[Start of RECORDS TO USE]

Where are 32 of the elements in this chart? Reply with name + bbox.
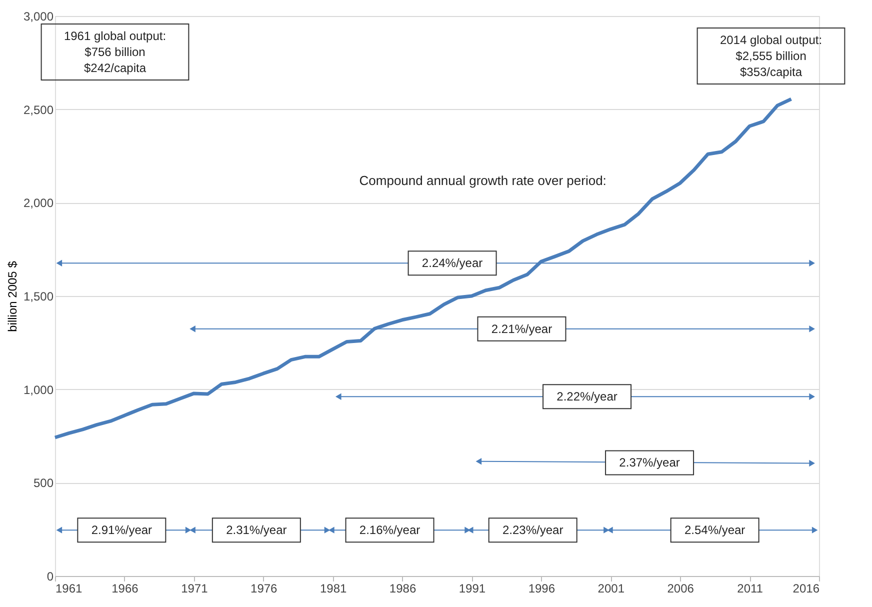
annotation: 2.23%/year <box>502 523 564 538</box>
y-tick-label: 1,500 <box>23 290 54 304</box>
x-tick-label: 1976 <box>250 582 278 596</box>
x-tick-label: 1996 <box>528 582 556 596</box>
y-tick-label: 2,500 <box>23 102 54 117</box>
annotation: 2014 global output: $2,555 billion $353/capita <box>720 33 822 79</box>
y-tick-label: 3,000 <box>23 10 54 24</box>
x-tick-label: 2016 <box>792 582 820 596</box>
y-tick-label: 1,000 <box>23 382 54 397</box>
x-tick-label: 1981 <box>320 582 347 596</box>
x-tick-label: 2001 <box>598 582 625 596</box>
x-tick-label: 1991 <box>458 582 486 596</box>
x-tick-label: 1971 <box>181 582 208 596</box>
y-axis-title: billion 2005 $ <box>5 260 20 332</box>
annotation: 2.21%/year <box>491 322 552 336</box>
annotation: 2.31%/year <box>226 523 287 538</box>
x-tick-label: 2011 <box>737 582 764 596</box>
annotation: 2.16%/year <box>359 523 420 538</box>
y-tick-label: 2,000 <box>23 196 54 210</box>
x-tick-label: 2006 <box>667 582 694 596</box>
x-tick-label: 1961 <box>56 582 83 596</box>
annotation: 2.91%/year <box>91 523 152 538</box>
x-tick-label: 1986 <box>389 582 416 596</box>
annotation: Compound annual growth rate over period: <box>359 173 606 188</box>
annotation: 2.24%/year <box>422 256 483 270</box>
annotation: 2.54%/year <box>684 523 746 538</box>
y-tick-label: 500 <box>33 476 54 490</box>
y-tick-label: 0 <box>46 570 54 584</box>
annotation: 1961 global output: $756 billion $242/capita <box>64 29 166 75</box>
x-tick-label: 1966 <box>112 582 139 596</box>
annotation: 2.22%/year <box>556 390 618 404</box>
annotation: 2.37%/year <box>619 456 680 470</box>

[End of RECORDS TO USE]

[EXERCISE TASK]
Rewrite all the rows above, switching "global output" to "world output" and keeping everything else the same. Leave the pictures out.

[OUTPUT BELOW]
Where are 32 of the elements in this chart? Reply with name + bbox.
annotation: 2.23%/year <box>502 523 564 538</box>
y-tick-label: 1,500 <box>23 290 54 304</box>
x-tick-label: 1976 <box>250 582 278 596</box>
x-tick-label: 1996 <box>528 582 556 596</box>
y-tick-label: 2,500 <box>23 102 54 117</box>
annotation: 2014 world output: $2,555 billion $353/capita <box>720 33 822 79</box>
y-tick-label: 3,000 <box>23 10 54 24</box>
x-tick-label: 2016 <box>792 582 820 596</box>
y-tick-label: 1,000 <box>23 382 54 397</box>
x-tick-label: 1981 <box>320 582 347 596</box>
x-tick-label: 2001 <box>598 582 625 596</box>
x-tick-label: 1991 <box>458 582 486 596</box>
x-tick-label: 1971 <box>181 582 208 596</box>
y-axis-title: billion 2005 $ <box>5 260 20 332</box>
annotation: 2.21%/year <box>491 322 552 336</box>
annotation: 2.31%/year <box>226 523 287 538</box>
x-tick-label: 2011 <box>737 582 764 596</box>
annotation: 2.16%/year <box>359 523 420 538</box>
y-tick-label: 2,000 <box>23 196 54 210</box>
x-tick-label: 2006 <box>667 582 694 596</box>
x-tick-label: 1961 <box>56 582 83 596</box>
annotation: 2.91%/year <box>91 523 152 538</box>
x-tick-label: 1986 <box>389 582 416 596</box>
annotation: Compound annual growth rate over period: <box>359 173 606 188</box>
annotation: 2.24%/year <box>422 256 483 270</box>
annotation: 2.54%/year <box>684 523 746 538</box>
y-tick-label: 500 <box>33 476 54 490</box>
y-tick-label: 0 <box>46 570 54 584</box>
annotation: 1961 world output: $756 billion $242/capita <box>64 29 166 75</box>
x-tick-label: 1966 <box>112 582 139 596</box>
annotation: 2.22%/year <box>556 390 618 404</box>
annotation: 2.37%/year <box>619 456 680 470</box>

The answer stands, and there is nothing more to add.